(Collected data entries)

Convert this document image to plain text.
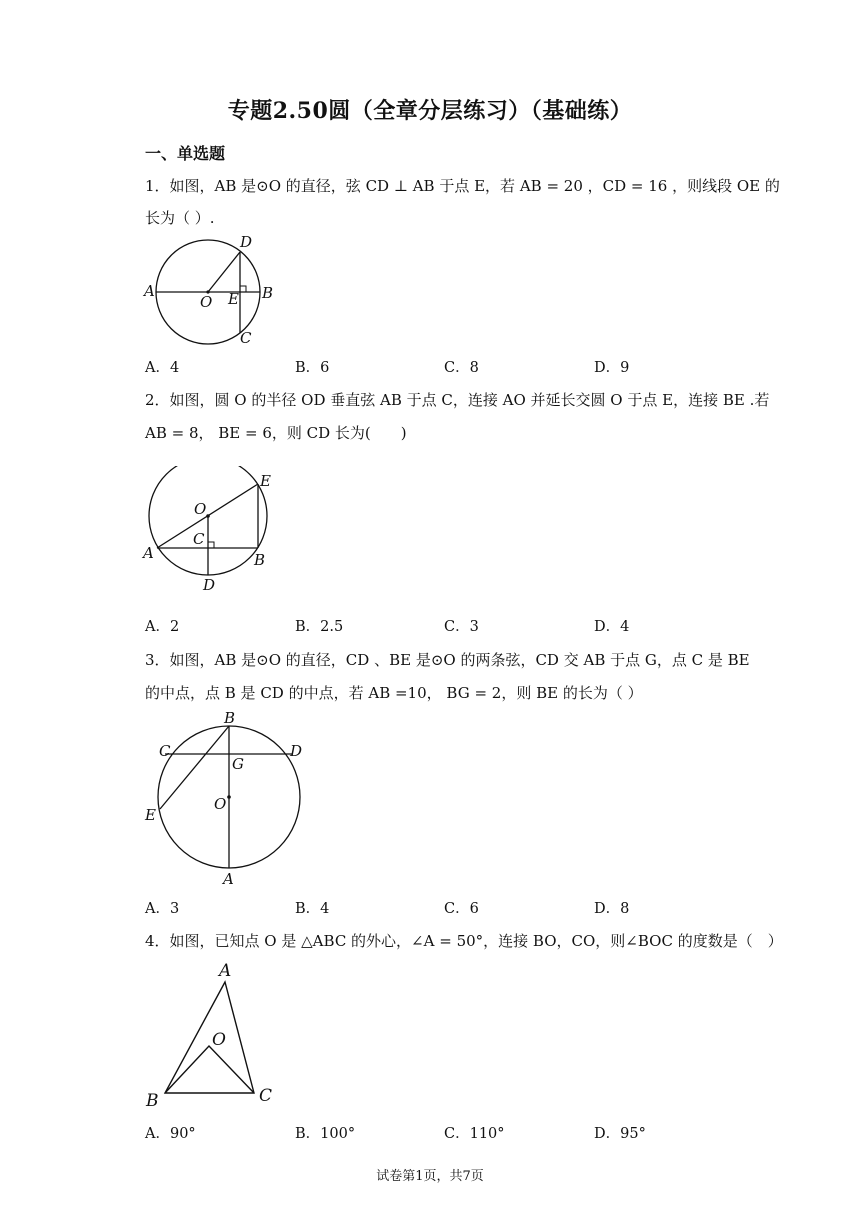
专题2.50圆（全章分层练习）（基础练）
一、单选题
1．如图，AB 是⊙O 的直径，弦 CD ⊥ AB 于点 E，若 AB = 20 ，CD = 16 ，则线段 OE 的
长为（ ）.
A
O E B
D
C
A．4	B．6	C．8	D．9
2．如图，圆 O 的半径 OD 垂直弦 AB 于点 C，连接 AO 并延长交圆 O 于点 E，连接 BE .若
AB = 8， BE = 6，则 CD 长为(　　)
O
C
A	B
E
D
A．2	B．2.5	C．3	D．4
3．如图，AB 是⊙O 的直径，CD 、BE 是⊙O 的两条弦，CD 交 AB 于点 G，点 C 是 BE
的中点，点 B 是 CD 的中点，若 AB =10， BG = 2，则 BE 的长为（ ）
B
C	D
G
O
E
A
A．3	B．4	C．6	D．8
4．如图，已知点 O 是 △ABC 的外心，∠A = 50°，连接 BO，CO，则∠BOC 的度数是（　）
A
O
B	C
A．90°	B．100°	C．110°	D．95°
试卷第1页，共7页
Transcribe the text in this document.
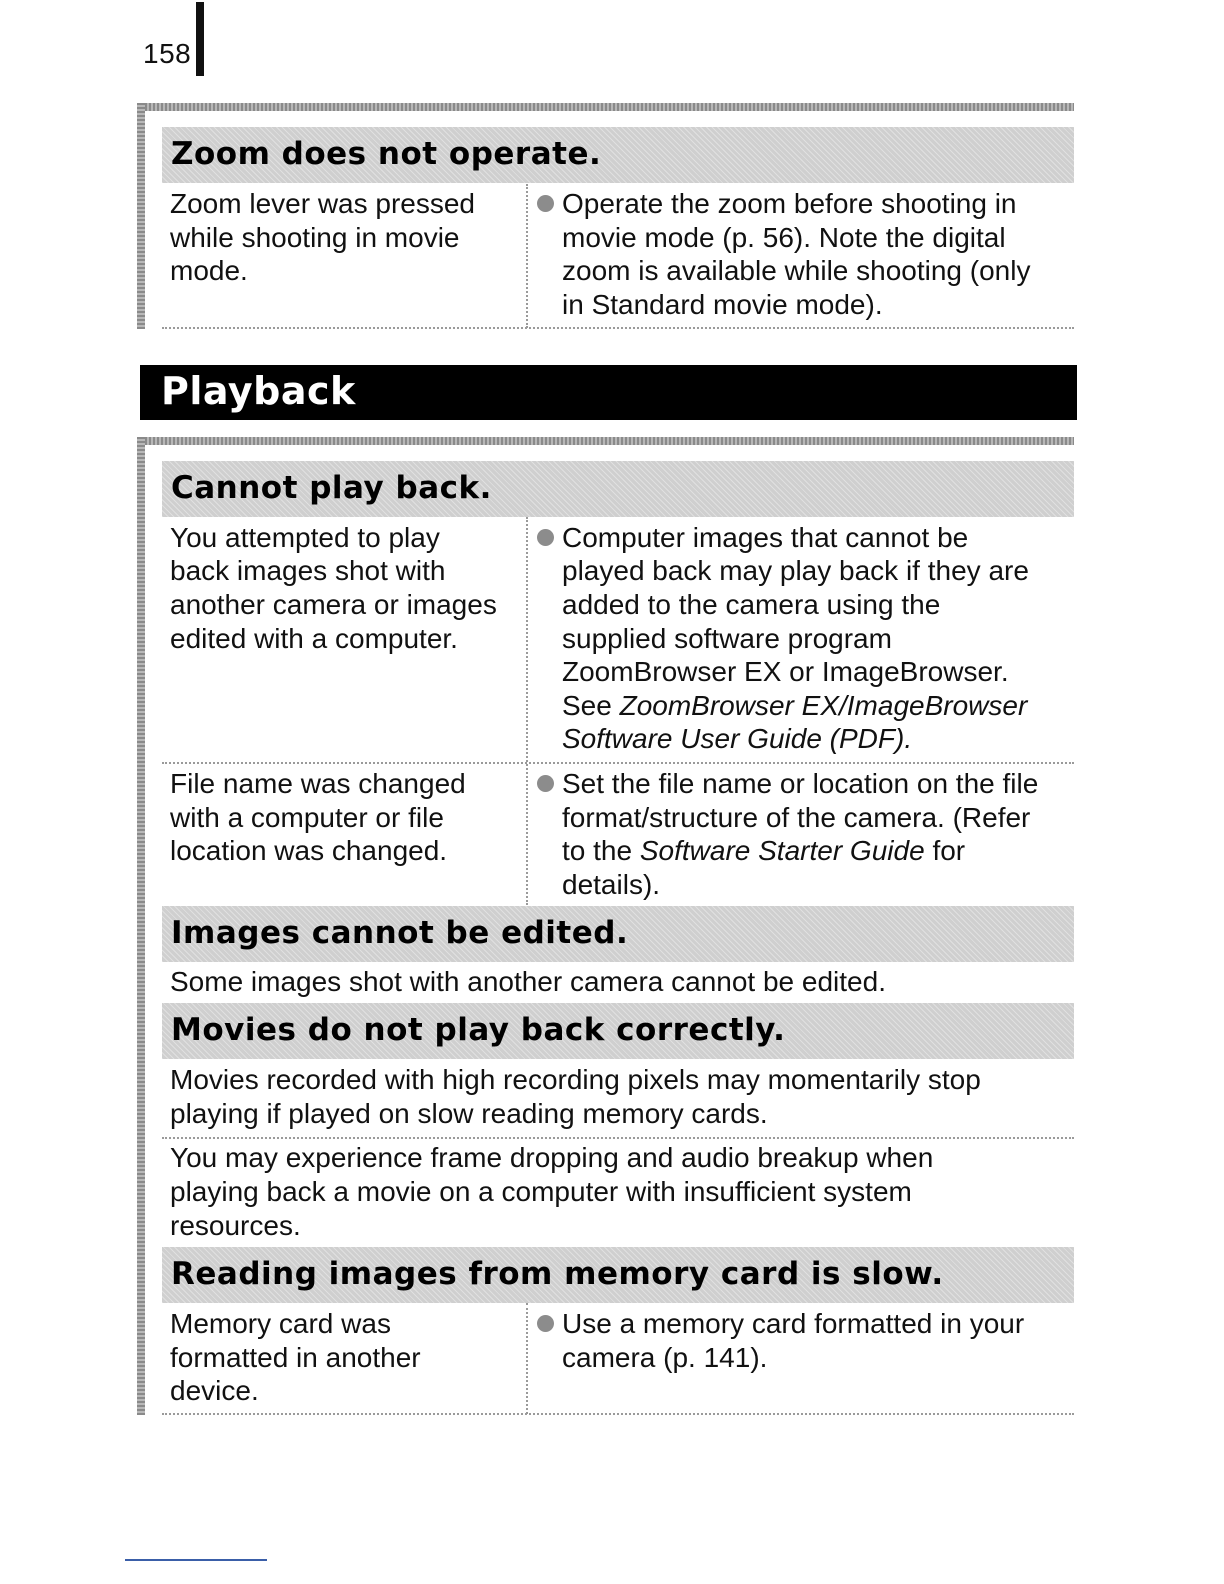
158
Zoom does not operate.
Zoom lever was pressed
while shooting in movie
mode.
Operate the zoom before shooting in
movie mode (p. 56). Note the digital
zoom is available while shooting (only
in Standard movie mode).
Playback
Cannot play back.
You attempted to play
back images shot with
another camera or images
edited with a computer.
Computer images that cannot be
played back may play back if they are
added to the camera using the
supplied software program
ZoomBrowser EX or ImageBrowser.
See ZoomBrowser EX/ImageBrowser
Software User Guide (PDF).
File name was changed
with a computer or file
location was changed.
Set the file name or location on the file
format/structure of the camera. (Refer
to the Software Starter Guide for
details).
Images cannot be edited.
Some images shot with another camera cannot be edited.
Movies do not play back correctly.
Movies recorded with high recording pixels may momentarily stop
playing if played on slow reading memory cards.
You may experience frame dropping and audio breakup when
playing back a movie on a computer with insufficient system
resources.
Reading images from memory card is slow.
Memory card was
formatted in another
device.
Use a memory card formatted in your
camera (p. 141).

Work to be completed:
Each line of the material above either contains the word "ZoomBrowser" or does not; state how many do, and nothing else.

Response:
2